Records from a collection of figures:
^^^^

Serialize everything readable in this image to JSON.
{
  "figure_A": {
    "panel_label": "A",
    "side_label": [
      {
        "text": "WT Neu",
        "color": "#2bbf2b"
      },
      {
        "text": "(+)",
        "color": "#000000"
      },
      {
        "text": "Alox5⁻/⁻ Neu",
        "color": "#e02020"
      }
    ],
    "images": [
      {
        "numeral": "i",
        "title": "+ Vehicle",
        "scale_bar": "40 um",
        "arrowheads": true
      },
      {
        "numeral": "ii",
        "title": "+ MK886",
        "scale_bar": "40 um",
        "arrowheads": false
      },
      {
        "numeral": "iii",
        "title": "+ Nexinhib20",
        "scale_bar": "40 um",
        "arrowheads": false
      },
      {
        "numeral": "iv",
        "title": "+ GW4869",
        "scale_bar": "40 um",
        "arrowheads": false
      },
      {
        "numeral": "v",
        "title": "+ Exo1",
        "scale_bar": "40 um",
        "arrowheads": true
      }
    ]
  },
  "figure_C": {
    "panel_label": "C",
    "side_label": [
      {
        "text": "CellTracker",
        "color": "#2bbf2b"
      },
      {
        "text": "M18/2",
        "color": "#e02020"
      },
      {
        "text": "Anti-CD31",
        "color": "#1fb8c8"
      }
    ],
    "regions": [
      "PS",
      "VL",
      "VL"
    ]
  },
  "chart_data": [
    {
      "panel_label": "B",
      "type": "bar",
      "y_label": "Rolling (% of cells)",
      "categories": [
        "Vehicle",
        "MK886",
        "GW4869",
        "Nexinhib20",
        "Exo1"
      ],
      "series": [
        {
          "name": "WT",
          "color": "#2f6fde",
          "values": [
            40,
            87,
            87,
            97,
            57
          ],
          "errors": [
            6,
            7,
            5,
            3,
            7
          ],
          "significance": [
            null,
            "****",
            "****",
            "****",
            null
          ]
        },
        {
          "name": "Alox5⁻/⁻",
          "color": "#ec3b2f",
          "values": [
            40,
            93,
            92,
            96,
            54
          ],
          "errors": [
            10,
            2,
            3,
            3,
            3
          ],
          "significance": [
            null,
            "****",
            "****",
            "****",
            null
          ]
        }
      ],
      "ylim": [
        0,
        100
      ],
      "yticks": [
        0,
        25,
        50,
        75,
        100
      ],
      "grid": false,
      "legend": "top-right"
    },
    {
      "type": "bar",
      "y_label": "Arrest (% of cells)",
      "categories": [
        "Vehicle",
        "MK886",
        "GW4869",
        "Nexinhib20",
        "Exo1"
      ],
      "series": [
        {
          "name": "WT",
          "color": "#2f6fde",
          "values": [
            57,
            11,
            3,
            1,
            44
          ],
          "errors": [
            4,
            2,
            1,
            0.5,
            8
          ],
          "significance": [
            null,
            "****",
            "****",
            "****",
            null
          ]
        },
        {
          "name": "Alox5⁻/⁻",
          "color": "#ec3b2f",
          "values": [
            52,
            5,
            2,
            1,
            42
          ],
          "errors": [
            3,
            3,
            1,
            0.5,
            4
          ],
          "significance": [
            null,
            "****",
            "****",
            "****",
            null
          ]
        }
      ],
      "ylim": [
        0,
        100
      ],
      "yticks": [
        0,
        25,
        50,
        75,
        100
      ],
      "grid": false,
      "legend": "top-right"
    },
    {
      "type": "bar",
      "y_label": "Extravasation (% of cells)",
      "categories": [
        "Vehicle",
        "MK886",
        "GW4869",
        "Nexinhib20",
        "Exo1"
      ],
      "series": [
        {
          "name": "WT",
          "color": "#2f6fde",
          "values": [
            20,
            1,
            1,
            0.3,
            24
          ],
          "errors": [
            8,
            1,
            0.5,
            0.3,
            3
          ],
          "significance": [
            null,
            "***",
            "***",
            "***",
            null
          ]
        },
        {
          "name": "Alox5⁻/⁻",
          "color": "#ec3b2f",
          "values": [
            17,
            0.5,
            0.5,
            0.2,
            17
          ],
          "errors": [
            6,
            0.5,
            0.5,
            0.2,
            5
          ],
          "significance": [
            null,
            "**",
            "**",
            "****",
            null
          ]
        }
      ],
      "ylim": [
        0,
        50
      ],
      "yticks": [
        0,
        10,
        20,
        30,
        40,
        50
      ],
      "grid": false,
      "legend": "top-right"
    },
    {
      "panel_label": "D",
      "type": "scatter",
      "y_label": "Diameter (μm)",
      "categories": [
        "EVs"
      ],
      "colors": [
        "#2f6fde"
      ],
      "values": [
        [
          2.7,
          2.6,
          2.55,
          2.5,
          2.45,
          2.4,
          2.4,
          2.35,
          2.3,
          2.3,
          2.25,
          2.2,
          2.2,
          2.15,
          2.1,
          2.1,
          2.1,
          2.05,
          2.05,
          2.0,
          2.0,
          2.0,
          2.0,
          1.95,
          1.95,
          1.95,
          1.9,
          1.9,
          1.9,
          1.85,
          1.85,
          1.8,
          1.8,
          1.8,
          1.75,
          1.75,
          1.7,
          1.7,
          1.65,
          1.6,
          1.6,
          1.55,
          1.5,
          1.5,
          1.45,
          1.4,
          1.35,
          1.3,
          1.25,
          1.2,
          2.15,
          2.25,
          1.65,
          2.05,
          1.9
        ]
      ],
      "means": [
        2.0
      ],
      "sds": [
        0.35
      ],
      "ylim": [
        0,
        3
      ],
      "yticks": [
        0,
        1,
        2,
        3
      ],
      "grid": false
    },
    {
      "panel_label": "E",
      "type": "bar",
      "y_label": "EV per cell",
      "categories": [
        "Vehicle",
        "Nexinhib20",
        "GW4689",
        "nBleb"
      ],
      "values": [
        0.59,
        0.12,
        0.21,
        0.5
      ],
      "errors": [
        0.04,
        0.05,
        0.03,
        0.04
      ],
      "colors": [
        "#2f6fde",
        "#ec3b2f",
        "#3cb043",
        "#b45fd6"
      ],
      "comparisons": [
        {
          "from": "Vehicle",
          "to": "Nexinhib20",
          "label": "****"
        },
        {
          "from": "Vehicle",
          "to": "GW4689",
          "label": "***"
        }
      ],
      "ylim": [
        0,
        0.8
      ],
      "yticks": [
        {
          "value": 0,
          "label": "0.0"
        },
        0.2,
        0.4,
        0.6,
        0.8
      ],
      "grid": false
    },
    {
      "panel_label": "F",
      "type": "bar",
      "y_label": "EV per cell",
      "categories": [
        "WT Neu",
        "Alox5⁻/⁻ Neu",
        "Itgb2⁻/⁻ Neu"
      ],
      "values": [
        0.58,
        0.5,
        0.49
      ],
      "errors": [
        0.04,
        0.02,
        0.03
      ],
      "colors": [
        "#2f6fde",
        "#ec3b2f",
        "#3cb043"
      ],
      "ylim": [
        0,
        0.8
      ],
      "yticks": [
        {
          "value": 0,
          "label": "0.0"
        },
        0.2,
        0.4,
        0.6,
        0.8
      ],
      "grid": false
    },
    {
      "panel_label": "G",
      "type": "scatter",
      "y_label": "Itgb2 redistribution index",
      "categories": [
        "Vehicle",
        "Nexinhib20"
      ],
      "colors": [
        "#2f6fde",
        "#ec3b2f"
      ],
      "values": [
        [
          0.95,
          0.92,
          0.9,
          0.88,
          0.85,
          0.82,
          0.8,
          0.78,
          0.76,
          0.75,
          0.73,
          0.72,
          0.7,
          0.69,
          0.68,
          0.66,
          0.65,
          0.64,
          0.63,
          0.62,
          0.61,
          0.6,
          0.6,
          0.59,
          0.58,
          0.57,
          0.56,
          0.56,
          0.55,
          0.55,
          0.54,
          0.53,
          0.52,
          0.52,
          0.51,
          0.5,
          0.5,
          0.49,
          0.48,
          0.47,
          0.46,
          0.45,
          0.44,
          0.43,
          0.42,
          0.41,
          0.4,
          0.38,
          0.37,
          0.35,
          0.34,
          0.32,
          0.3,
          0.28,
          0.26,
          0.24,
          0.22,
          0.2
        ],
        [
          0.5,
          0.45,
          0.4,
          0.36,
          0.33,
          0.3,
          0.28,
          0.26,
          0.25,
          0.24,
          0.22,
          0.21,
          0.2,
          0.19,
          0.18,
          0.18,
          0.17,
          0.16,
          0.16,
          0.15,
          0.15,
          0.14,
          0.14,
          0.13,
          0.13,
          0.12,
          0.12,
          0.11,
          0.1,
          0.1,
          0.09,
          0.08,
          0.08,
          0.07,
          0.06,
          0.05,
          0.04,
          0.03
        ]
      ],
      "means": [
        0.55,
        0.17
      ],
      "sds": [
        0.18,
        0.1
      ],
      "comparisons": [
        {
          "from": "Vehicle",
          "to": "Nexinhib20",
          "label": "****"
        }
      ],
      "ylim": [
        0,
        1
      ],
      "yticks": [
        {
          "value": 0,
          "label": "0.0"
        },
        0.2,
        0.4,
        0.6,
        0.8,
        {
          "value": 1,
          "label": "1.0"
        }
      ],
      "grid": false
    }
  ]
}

^^^^

BRIEF:
For every line of the records that has the word "title" in it, make a copy.

ANSWER TO THIS TASK:
        "title": "+ Vehicle",
        "title": "+ MK886",
        "title": "+ Nexinhib20",
        "title": "+ GW4869",
        "title": "+ Exo1",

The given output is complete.